→ What you have to do:
Reproduce all of the data exactly, with no line skipped.

→ Supplied data:

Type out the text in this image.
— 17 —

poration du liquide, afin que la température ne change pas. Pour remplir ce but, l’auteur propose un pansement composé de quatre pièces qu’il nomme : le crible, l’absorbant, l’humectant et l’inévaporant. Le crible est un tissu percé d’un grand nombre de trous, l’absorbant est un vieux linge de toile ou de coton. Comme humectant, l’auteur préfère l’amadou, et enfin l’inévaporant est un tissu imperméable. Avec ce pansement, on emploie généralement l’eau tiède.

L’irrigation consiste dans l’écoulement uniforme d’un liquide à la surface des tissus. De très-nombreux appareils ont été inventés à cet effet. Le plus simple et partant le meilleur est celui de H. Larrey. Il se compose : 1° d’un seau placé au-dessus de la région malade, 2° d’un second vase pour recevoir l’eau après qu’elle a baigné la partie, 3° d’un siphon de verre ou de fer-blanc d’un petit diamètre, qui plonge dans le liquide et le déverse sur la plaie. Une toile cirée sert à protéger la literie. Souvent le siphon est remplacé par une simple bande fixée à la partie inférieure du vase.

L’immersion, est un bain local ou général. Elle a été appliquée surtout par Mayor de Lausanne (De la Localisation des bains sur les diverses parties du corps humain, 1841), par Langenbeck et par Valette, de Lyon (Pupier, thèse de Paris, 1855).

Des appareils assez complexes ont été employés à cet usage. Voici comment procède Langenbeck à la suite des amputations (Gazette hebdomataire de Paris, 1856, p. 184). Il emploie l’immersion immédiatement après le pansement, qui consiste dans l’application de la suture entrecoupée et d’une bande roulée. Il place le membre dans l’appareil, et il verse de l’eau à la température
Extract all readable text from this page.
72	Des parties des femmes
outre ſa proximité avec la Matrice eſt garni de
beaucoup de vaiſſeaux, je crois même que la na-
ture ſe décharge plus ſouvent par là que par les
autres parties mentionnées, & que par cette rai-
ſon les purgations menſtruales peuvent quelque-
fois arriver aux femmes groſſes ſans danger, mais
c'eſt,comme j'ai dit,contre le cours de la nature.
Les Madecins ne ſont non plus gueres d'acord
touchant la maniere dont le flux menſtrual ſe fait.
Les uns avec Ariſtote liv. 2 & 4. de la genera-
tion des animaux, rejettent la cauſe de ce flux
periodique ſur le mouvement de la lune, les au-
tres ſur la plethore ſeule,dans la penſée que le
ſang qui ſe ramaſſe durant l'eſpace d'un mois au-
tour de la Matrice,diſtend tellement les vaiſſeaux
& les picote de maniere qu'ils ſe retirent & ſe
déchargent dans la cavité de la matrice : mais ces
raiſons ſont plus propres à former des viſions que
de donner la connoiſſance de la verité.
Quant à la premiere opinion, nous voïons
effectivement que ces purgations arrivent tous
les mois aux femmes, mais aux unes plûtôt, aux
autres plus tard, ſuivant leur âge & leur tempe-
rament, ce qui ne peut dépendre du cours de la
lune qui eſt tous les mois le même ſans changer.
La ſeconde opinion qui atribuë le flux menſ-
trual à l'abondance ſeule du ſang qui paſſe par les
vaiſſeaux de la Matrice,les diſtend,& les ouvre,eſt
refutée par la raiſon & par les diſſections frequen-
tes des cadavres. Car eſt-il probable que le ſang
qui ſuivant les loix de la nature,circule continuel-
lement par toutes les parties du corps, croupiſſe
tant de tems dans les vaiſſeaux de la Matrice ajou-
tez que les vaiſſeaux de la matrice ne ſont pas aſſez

→ Task response:
Type out the text in this image.
— 17 —

poration du liquide, afin que la température ne change pas. Pour remplir ce but, l’auteur propose un pansement composé de quatre pièces qu’il nomme : le crible, l’absorbant, l’humectant et l’inévaporant. Le crible est un tissu percé d’un grand nombre de trous, l’absorbant est un vieux linge de toile ou de coton. Comme humectant, l’auteur préfère l’amadou, et enfin l’inévaporant est un tissu imperméable. Avec ce pansement, on emploie généralement l’eau tiède.

L’irrigation consiste dans l’écoulement uniforme d’un liquide à la surface des tissus. De très-nombreux appareils ont été inventés à cet effet. Le plus simple et partant le meilleur est celui de H. Larrey. Il se compose : 1° d’un seau placé au-dessus de la région malade, 2° d’un second vase pour recevoir l’eau après qu’elle a baigné la partie, 3° d’un siphon de verre ou de fer-blanc d’un petit diamètre, qui plonge dans le liquide et le déverse sur la plaie. Une toile cirée sert à protéger la literie. Souvent le siphon est remplacé par une simple bande fixée à la partie inférieure du vase.

L’immersion, est un bain local ou général. Elle a été appliquée surtout par Mayor de Lausanne (De la Localisation des bains sur les diverses parties du corps humain, 1841), par Langenbeck et par Valette, de Lyon (Pupier, thèse de Paris, 1855).

Des appareils assez complexes ont été employés à cet usage. Voici comment procède Langenbeck à la suite des amputations (Gazette hebdomataire de Paris, 1856, p. 184). Il emploie l’immersion immédiatement après le pansement, qui consiste dans l’application de la suture entrecoupée et d’une bande roulée. Il place le membre dans l’appareil, et il verse de l’eau à la température
Extract all readable text from this page.
72	Des parties des femmes
outre ſa proximité avec la Matrice eſt garni de
beaucoup de vaiſſeaux, je crois même que la na-
ture ſe décharge plus ſouvent par là que par les
autres parties mentionnées, & que par cette rai-
ſon les purgations menſtruales peuvent quelque-
fois arriver aux femmes groſſes ſans danger, mais
c'eſt,comme j'ai dit,contre le cours de la nature.
Les Madecins ne ſont non plus gueres d'acord
touchant la maniere dont le flux menſtrual ſe fait.
Les uns avec Ariſtote liv. 2 & 4. de la genera-
tion des animaux, rejettent la cauſe de ce flux
periodique ſur le mouvement de la lune, les au-
tres ſur la plethore ſeule,dans la penſée que le
ſang qui ſe ramaſſe durant l'eſpace d'un mois au-
tour de la Matrice,diſtend tellement les vaiſſeaux
& les picote de maniere qu'ils ſe retirent & ſe
déchargent dans la cavité de la matrice : mais ces
raiſons ſont plus propres à former des viſions que
de donner la connoiſſance de la verité.
Quant à la premiere opinion, nous voïons
effectivement que ces purgations arrivent tous
les mois aux femmes, mais aux unes plûtôt, aux
autres plus tard, ſuivant leur âge & leur tempe-
rament, ce qui ne peut dépendre du cours de la
lune qui eſt tous les mois le même ſans changer.
La ſeconde opinion qui atribuë le flux menſ-
trual à l'abondance ſeule du ſang qui paſſe par les
vaiſſeaux de la Matrice,les diſtend,& les ouvre,eſt
refutée par la raiſon & par les diſſections frequen-
tes des cadavres. Car eſt-il probable que le ſang
qui ſuivant les loix de la nature,circule continuel-
lement par toutes les parties du corps, croupiſſe
tant de tems dans les vaiſſeaux de la Matrice ajou-
tez que les vaiſſeaux de la matrice ne ſont pas aſſez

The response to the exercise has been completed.